PROBLEM REQUIREMENTS: Repeat every entry in the listing below, exactly.

§ §

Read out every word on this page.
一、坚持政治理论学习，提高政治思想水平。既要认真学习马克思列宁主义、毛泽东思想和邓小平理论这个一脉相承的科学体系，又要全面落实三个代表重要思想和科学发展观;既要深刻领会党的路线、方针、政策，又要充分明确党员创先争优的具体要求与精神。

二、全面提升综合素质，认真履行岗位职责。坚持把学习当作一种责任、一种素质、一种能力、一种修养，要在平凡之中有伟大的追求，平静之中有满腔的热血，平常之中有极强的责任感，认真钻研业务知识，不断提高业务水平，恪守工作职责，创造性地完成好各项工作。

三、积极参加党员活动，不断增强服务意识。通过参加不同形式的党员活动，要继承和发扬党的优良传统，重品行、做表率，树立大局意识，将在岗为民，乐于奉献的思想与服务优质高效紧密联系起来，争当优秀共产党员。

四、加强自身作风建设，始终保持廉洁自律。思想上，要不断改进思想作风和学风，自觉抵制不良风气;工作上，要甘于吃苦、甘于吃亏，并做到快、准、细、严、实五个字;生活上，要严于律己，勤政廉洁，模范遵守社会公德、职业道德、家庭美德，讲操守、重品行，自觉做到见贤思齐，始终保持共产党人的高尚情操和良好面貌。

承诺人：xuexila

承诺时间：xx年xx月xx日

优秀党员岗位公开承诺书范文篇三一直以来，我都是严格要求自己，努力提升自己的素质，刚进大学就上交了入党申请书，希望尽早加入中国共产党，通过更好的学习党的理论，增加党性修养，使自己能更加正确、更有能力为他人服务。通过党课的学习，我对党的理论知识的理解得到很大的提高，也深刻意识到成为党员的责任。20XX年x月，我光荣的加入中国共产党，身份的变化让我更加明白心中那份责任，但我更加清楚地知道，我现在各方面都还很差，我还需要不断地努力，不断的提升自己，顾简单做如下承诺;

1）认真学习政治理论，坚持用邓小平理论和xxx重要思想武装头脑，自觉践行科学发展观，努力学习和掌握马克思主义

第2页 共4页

§ §

EXERCISE RESPONSE:
Read out every word on this page.
一、坚持政治理论学习，提高政治思想水平。既要认真学习马克思列宁主义、毛泽东思想和邓小平理论这个一脉相承的科学体系，又要全面落实三个代表重要思想和科学发展观;既要深刻领会党的路线、方针、政策，又要充分明确党员创先争优的具体要求与精神。

二、全面提升综合素质，认真履行岗位职责。坚持把学习当作一种责任、一种素质、一种能力、一种修养，要在平凡之中有伟大的追求，平静之中有满腔的热血，平常之中有极强的责任感，认真钻研业务知识，不断提高业务水平，恪守工作职责，创造性地完成好各项工作。

三、积极参加党员活动，不断增强服务意识。通过参加不同形式的党员活动，要继承和发扬党的优良传统，重品行、做表率，树立大局意识，将在岗为民，乐于奉献的思想与服务优质高效紧密联系起来，争当优秀共产党员。

四、加强自身作风建设，始终保持廉洁自律。思想上，要不断改进思想作风和学风，自觉抵制不良风气;工作上，要甘于吃苦、甘于吃亏，并做到快、准、细、严、实五个字;生活上，要严于律己，勤政廉洁，模范遵守社会公德、职业道德、家庭美德，讲操守、重品行，自觉做到见贤思齐，始终保持共产党人的高尚情操和良好面貌。

承诺人：xuexila

承诺时间：xx年xx月xx日

优秀党员岗位公开承诺书范文篇三一直以来，我都是严格要求自己，努力提升自己的素质，刚进大学就上交了入党申请书，希望尽早加入中国共产党，通过更好的学习党的理论，增加党性修养，使自己能更加正确、更有能力为他人服务。通过党课的学习，我对党的理论知识的理解得到很大的提高，也深刻意识到成为党员的责任。20XX年x月，我光荣的加入中国共产党，身份的变化让我更加明白心中那份责任，但我更加清楚地知道，我现在各方面都还很差，我还需要不断地努力，不断的提升自己，顾简单做如下承诺;

1）认真学习政治理论，坚持用邓小平理论和xxx重要思想武装头脑，自觉践行科学发展观，努力学习和掌握马克思主义

第2页 共4页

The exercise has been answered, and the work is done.